Data excerpts:
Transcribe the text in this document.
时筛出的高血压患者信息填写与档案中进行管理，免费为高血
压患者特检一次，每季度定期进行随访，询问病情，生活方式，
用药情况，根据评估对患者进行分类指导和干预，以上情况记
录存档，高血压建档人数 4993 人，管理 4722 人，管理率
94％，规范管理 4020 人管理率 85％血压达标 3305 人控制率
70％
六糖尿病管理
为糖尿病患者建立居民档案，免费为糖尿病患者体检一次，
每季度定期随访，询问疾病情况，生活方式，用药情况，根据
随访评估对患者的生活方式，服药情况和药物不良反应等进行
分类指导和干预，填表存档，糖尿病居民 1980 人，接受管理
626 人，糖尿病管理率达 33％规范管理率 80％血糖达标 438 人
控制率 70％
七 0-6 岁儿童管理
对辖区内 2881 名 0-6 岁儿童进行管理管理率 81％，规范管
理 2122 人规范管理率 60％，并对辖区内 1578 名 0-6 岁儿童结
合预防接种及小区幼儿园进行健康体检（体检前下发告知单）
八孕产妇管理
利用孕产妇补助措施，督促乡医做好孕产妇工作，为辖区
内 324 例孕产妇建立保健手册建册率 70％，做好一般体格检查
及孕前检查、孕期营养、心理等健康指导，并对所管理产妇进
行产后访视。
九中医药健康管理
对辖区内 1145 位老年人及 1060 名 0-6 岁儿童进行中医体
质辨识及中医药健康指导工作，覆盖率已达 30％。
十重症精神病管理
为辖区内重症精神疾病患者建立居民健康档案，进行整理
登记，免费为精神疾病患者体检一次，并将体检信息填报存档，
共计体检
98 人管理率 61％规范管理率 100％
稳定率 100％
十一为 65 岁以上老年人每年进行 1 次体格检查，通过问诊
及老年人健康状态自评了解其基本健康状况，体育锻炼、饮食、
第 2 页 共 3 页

Given exercise: Extract the full listing above without altering anything.

Written solution:
Transcribe the text in this document.
时筛出的高血压患者信息填写与档案中进行管理，免费为高血
压患者特检一次，每季度定期进行随访，询问病情，生活方式，
用药情况，根据评估对患者进行分类指导和干预，以上情况记
录存档，高血压建档人数 4993 人，管理 4722 人，管理率
94％，规范管理 4020 人管理率 85％血压达标 3305 人控制率
70％
六糖尿病管理
为糖尿病患者建立居民档案，免费为糖尿病患者体检一次，
每季度定期随访，询问疾病情况，生活方式，用药情况，根据
随访评估对患者的生活方式，服药情况和药物不良反应等进行
分类指导和干预，填表存档，糖尿病居民 1980 人，接受管理
626 人，糖尿病管理率达 33％规范管理率 80％血糖达标 438 人
控制率 70％
七 0-6 岁儿童管理
对辖区内 2881 名 0-6 岁儿童进行管理管理率 81％，规范管
理 2122 人规范管理率 60％，并对辖区内 1578 名 0-6 岁儿童结
合预防接种及小区幼儿园进行健康体检（体检前下发告知单）
八孕产妇管理
利用孕产妇补助措施，督促乡医做好孕产妇工作，为辖区
内 324 例孕产妇建立保健手册建册率 70％，做好一般体格检查
及孕前检查、孕期营养、心理等健康指导，并对所管理产妇进
行产后访视。
九中医药健康管理
对辖区内 1145 位老年人及 1060 名 0-6 岁儿童进行中医体
质辨识及中医药健康指导工作，覆盖率已达 30％。
十重症精神病管理
为辖区内重症精神疾病患者建立居民健康档案，进行整理
登记，免费为精神疾病患者体检一次，并将体检信息填报存档，
共计体检
98 人管理率 61％规范管理率 100％
稳定率 100％
十一为 65 岁以上老年人每年进行 1 次体格检查，通过问诊
及老年人健康状态自评了解其基本健康状况，体育锻炼、饮食、
第 2 页 共 3 页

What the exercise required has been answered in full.